**Task requirements**
Write out the records as a numbered list, from the first line through the line that contains "profile-status: Błąd [1259,83,1286,99]", skipping any blank lines.

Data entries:
╔══

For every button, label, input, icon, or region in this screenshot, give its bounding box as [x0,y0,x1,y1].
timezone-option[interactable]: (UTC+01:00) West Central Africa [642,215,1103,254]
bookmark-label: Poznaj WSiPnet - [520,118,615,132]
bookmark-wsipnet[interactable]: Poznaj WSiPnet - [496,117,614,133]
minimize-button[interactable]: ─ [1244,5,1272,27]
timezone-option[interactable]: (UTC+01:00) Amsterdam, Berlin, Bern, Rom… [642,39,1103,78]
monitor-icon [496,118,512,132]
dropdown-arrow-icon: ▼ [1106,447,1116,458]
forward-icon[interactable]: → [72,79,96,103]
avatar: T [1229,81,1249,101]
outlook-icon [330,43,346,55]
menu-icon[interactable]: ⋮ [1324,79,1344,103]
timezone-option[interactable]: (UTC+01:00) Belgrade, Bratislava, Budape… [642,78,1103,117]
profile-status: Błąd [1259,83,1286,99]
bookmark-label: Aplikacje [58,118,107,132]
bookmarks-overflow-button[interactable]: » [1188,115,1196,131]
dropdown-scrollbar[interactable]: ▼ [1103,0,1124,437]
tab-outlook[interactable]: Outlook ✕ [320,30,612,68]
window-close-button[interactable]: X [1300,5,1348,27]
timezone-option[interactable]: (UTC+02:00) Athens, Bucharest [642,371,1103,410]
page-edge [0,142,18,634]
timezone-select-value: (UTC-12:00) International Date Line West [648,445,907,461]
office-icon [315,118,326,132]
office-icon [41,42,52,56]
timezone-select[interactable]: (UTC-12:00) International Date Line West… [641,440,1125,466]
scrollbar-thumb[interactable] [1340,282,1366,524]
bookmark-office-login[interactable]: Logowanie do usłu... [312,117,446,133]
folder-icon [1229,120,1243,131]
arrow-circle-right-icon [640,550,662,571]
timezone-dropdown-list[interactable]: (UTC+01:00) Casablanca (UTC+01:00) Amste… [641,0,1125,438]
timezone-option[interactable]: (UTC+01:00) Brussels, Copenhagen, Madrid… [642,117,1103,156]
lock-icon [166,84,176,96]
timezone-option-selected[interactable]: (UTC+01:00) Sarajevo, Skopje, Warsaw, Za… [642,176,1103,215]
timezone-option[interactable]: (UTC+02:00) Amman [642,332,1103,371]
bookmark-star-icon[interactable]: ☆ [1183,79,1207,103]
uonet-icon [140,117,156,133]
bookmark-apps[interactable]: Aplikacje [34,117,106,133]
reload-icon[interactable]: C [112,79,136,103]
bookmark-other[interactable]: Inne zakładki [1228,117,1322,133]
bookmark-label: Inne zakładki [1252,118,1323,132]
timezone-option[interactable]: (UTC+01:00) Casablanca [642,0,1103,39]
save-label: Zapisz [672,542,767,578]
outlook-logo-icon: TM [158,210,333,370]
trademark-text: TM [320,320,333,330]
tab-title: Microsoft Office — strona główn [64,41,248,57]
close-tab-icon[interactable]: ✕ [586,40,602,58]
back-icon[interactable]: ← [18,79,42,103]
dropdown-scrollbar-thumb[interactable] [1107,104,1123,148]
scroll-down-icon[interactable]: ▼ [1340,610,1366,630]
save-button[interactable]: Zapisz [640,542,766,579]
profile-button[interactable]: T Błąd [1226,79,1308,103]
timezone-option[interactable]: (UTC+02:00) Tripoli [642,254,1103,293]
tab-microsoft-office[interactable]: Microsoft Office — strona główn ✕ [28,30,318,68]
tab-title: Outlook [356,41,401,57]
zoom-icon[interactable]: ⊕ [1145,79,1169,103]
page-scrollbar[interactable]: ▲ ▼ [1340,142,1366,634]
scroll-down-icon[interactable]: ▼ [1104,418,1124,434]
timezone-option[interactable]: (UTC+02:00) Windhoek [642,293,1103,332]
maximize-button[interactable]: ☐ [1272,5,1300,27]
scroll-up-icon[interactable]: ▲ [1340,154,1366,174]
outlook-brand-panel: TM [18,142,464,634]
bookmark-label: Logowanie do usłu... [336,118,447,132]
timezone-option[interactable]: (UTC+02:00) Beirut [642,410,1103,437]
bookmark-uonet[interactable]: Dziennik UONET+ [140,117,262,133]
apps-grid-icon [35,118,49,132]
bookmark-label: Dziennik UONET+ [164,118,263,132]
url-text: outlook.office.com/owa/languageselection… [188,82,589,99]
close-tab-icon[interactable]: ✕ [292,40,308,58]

╚══

**Full solution**
1. For every button, label, input, icon, or region in this screenshot, give its bounding box as [x0,y0,x1,y1].
2. timezone-option[interactable]: (UTC+01:00) West Central Africa [642,215,1103,254]
3. bookmark-label: Poznaj WSiPnet - [520,118,615,132]
4. bookmark-wsipnet[interactable]: Poznaj WSiPnet - [496,117,614,133]
5. minimize-button[interactable]: ─ [1244,5,1272,27]
6. timezone-option[interactable]: (UTC+01:00) Amsterdam, Berlin, Bern, Rom… [642,39,1103,78]
7. monitor-icon [496,118,512,132]
8. dropdown-arrow-icon: ▼ [1106,447,1116,458]
9. forward-icon[interactable]: → [72,79,96,103]
10. avatar: T [1229,81,1249,101]
11. outlook-icon [330,43,346,55]
12. menu-icon[interactable]: ⋮ [1324,79,1344,103]
13. timezone-option[interactable]: (UTC+01:00) Belgrade, Bratislava, Budape… [642,78,1103,117]
14. profile-status: Błąd [1259,83,1286,99]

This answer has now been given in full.